··· Material for this exercise ···

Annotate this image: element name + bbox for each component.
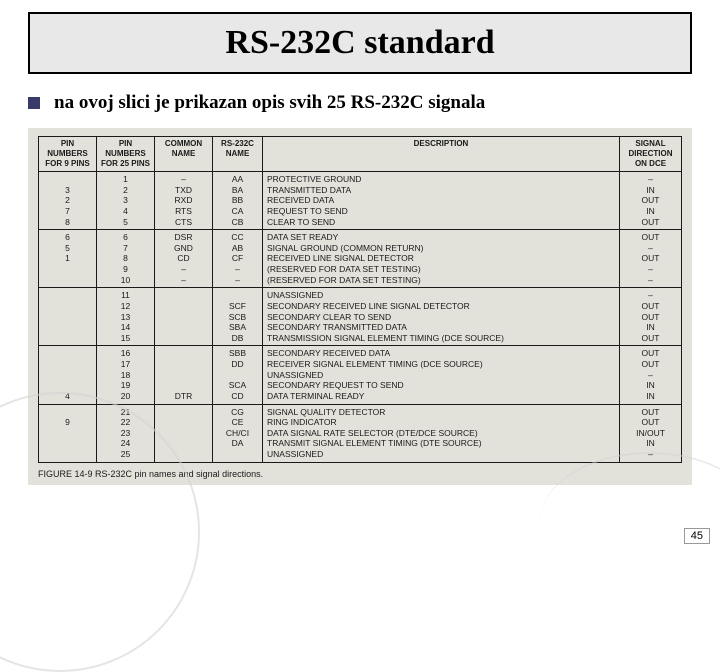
- cell-pin9: 4: [39, 346, 97, 404]
- col-dir: SIGNAL DIRECTION ON DCE: [620, 137, 682, 172]
- table-row: 3 2 7 8 1 2 3 4 5 – TXD RXD RTS CTS AA B…: [39, 172, 682, 230]
- col-pin25: PIN NUMBERS FOR 25 PINS: [97, 137, 155, 172]
- cell-pin9: 3 2 7 8: [39, 172, 97, 230]
- cell-dir: OUT – OUT – –: [620, 230, 682, 288]
- cell-desc: UNASSIGNED SECONDARY RECEIVED LINE SIGNA…: [263, 288, 620, 346]
- cell-dir: OUT OUT IN/OUT IN –: [620, 404, 682, 462]
- cell-pin25: 16 17 18 19 20: [97, 346, 155, 404]
- cell-pin25: 11 12 13 14 15: [97, 288, 155, 346]
- table-header-row: PIN NUMBERS FOR 9 PINS PIN NUMBERS FOR 2…: [39, 137, 682, 172]
- col-common: COMMON NAME: [155, 137, 213, 172]
- cell-desc: PROTECTIVE GROUND TRANSMITTED DATA RECEI…: [263, 172, 620, 230]
- cell-pin9: 6 5 1: [39, 230, 97, 288]
- bullet-text: na ovoj slici je prikazan opis svih 25 R…: [54, 92, 485, 114]
- cell-common: [155, 404, 213, 462]
- cell-common: [155, 288, 213, 346]
- table-row: 9 21 22 23 24 25 CG CE CH/CI DA SIGNAL Q…: [39, 404, 682, 462]
- bullet-line: na ovoj slici je prikazan opis svih 25 R…: [28, 92, 692, 114]
- title-box: RS-232C standard: [28, 12, 692, 74]
- cell-rs: CC AB CF – –: [213, 230, 263, 288]
- cell-dir: – OUT OUT IN OUT: [620, 288, 682, 346]
- cell-common: – TXD RXD RTS CTS: [155, 172, 213, 230]
- cell-common: DTR: [155, 346, 213, 404]
- cell-pin25: 1 2 3 4 5: [97, 172, 155, 230]
- col-rs: RS-232C NAME: [213, 137, 263, 172]
- cell-pin25: 21 22 23 24 25: [97, 404, 155, 462]
- cell-rs: SCF SCB SBA DB: [213, 288, 263, 346]
- cell-rs: CG CE CH/CI DA: [213, 404, 263, 462]
- slide-title: RS-232C standard: [30, 24, 690, 62]
- col-desc: DESCRIPTION: [263, 137, 620, 172]
- cell-rs: SBB DD SCA CD: [213, 346, 263, 404]
- table-row: 11 12 13 14 15 SCF SCB SBA DB UNASSIGNED…: [39, 288, 682, 346]
- cell-pin9: 9: [39, 404, 97, 462]
- bullet-icon: [28, 97, 40, 109]
- cell-desc: DATA SET READY SIGNAL GROUND (COMMON RET…: [263, 230, 620, 288]
- cell-pin9: [39, 288, 97, 346]
- col-pin9: PIN NUMBERS FOR 9 PINS: [39, 137, 97, 172]
- cell-common: DSR GND CD – –: [155, 230, 213, 288]
- table-row: 6 5 1 6 7 8 9 10 DSR GND CD – – CC AB CF…: [39, 230, 682, 288]
- figure: PIN NUMBERS FOR 9 PINS PIN NUMBERS FOR 2…: [28, 128, 692, 485]
- cell-desc: SIGNAL QUALITY DETECTOR RING INDICATOR D…: [263, 404, 620, 462]
- cell-desc: SECONDARY RECEIVED DATA RECEIVER SIGNAL …: [263, 346, 620, 404]
- figure-caption: FIGURE 14-9 RS-232C pin names and signal…: [38, 469, 682, 479]
- cell-dir: OUT OUT – IN IN: [620, 346, 682, 404]
- cell-pin25: 6 7 8 9 10: [97, 230, 155, 288]
- cell-dir: – IN OUT IN OUT: [620, 172, 682, 230]
- page-number: 45: [684, 528, 710, 544]
- rs232-table: PIN NUMBERS FOR 9 PINS PIN NUMBERS FOR 2…: [38, 136, 682, 463]
- table-row: 4 16 17 18 19 20 DTR SBB DD SCA CD SECON…: [39, 346, 682, 404]
- cell-rs: AA BA BB CA CB: [213, 172, 263, 230]
- table-body: 3 2 7 8 1 2 3 4 5 – TXD RXD RTS CTS AA B…: [39, 172, 682, 463]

···

Task objective = Rewrite the listing above with every "cell-desc" renamed to "cell-description" and nothing else changed, leaving out the pictures.

Written answer =
Annotate this image: element name + bbox for each component.
- cell-pin9: 4: [39, 346, 97, 404]
- col-dir: SIGNAL DIRECTION ON DCE: [620, 137, 682, 172]
- table-row: 3 2 7 8 1 2 3 4 5 – TXD RXD RTS CTS AA B…: [39, 172, 682, 230]
- col-pin25: PIN NUMBERS FOR 25 PINS: [97, 137, 155, 172]
- cell-pin9: 3 2 7 8: [39, 172, 97, 230]
- cell-dir: OUT – OUT – –: [620, 230, 682, 288]
- cell-description: UNASSIGNED SECONDARY RECEIVED LINE SIGNA…: [263, 288, 620, 346]
- cell-dir: OUT OUT IN/OUT IN –: [620, 404, 682, 462]
- cell-pin25: 16 17 18 19 20: [97, 346, 155, 404]
- cell-pin25: 11 12 13 14 15: [97, 288, 155, 346]
- table-header-row: PIN NUMBERS FOR 9 PINS PIN NUMBERS FOR 2…: [39, 137, 682, 172]
- col-common: COMMON NAME: [155, 137, 213, 172]
- cell-description: PROTECTIVE GROUND TRANSMITTED DATA RECEI…: [263, 172, 620, 230]
- cell-pin9: 6 5 1: [39, 230, 97, 288]
- bullet-text: na ovoj slici je prikazan opis svih 25 R…: [54, 92, 485, 114]
- cell-common: [155, 404, 213, 462]
- cell-common: [155, 288, 213, 346]
- table-row: 9 21 22 23 24 25 CG CE CH/CI DA SIGNAL Q…: [39, 404, 682, 462]
- bullet-line: na ovoj slici je prikazan opis svih 25 R…: [28, 92, 692, 114]
- title-box: RS-232C standard: [28, 12, 692, 74]
- cell-rs: CC AB CF – –: [213, 230, 263, 288]
- cell-dir: – OUT OUT IN OUT: [620, 288, 682, 346]
- cell-common: – TXD RXD RTS CTS: [155, 172, 213, 230]
- cell-common: DTR: [155, 346, 213, 404]
- cell-pin25: 1 2 3 4 5: [97, 172, 155, 230]
- col-rs: RS-232C NAME: [213, 137, 263, 172]
- cell-pin25: 21 22 23 24 25: [97, 404, 155, 462]
- cell-rs: SCF SCB SBA DB: [213, 288, 263, 346]
- cell-rs: CG CE CH/CI DA: [213, 404, 263, 462]
- slide-title: RS-232C standard: [30, 24, 690, 62]
- col-desc: DESCRIPTION: [263, 137, 620, 172]
- cell-rs: SBB DD SCA CD: [213, 346, 263, 404]
- table-row: 11 12 13 14 15 SCF SCB SBA DB UNASSIGNED…: [39, 288, 682, 346]
- cell-pin9: 9: [39, 404, 97, 462]
- bullet-icon: [28, 97, 40, 109]
- cell-description: DATA SET READY SIGNAL GROUND (COMMON RET…: [263, 230, 620, 288]
- cell-pin9: [39, 288, 97, 346]
- col-pin9: PIN NUMBERS FOR 9 PINS: [39, 137, 97, 172]
- cell-common: DSR GND CD – –: [155, 230, 213, 288]
- table-row: 6 5 1 6 7 8 9 10 DSR GND CD – – CC AB CF…: [39, 230, 682, 288]
- figure: PIN NUMBERS FOR 9 PINS PIN NUMBERS FOR 2…: [28, 128, 692, 485]
- cell-description: SIGNAL QUALITY DETECTOR RING INDICATOR D…: [263, 404, 620, 462]
- cell-description: SECONDARY RECEIVED DATA RECEIVER SIGNAL …: [263, 346, 620, 404]
- figure-caption: FIGURE 14-9 RS-232C pin names and signal…: [38, 469, 682, 479]
- cell-dir: OUT OUT – IN IN: [620, 346, 682, 404]
- cell-pin25: 6 7 8 9 10: [97, 230, 155, 288]
- cell-dir: – IN OUT IN OUT: [620, 172, 682, 230]
- page-number: 45: [684, 528, 710, 544]
- rs232-table: PIN NUMBERS FOR 9 PINS PIN NUMBERS FOR 2…: [38, 136, 682, 463]
- table-row: 4 16 17 18 19 20 DTR SBB DD SCA CD SECON…: [39, 346, 682, 404]
- cell-rs: AA BA BB CA CB: [213, 172, 263, 230]
- table-body: 3 2 7 8 1 2 3 4 5 – TXD RXD RTS CTS AA B…: [39, 172, 682, 463]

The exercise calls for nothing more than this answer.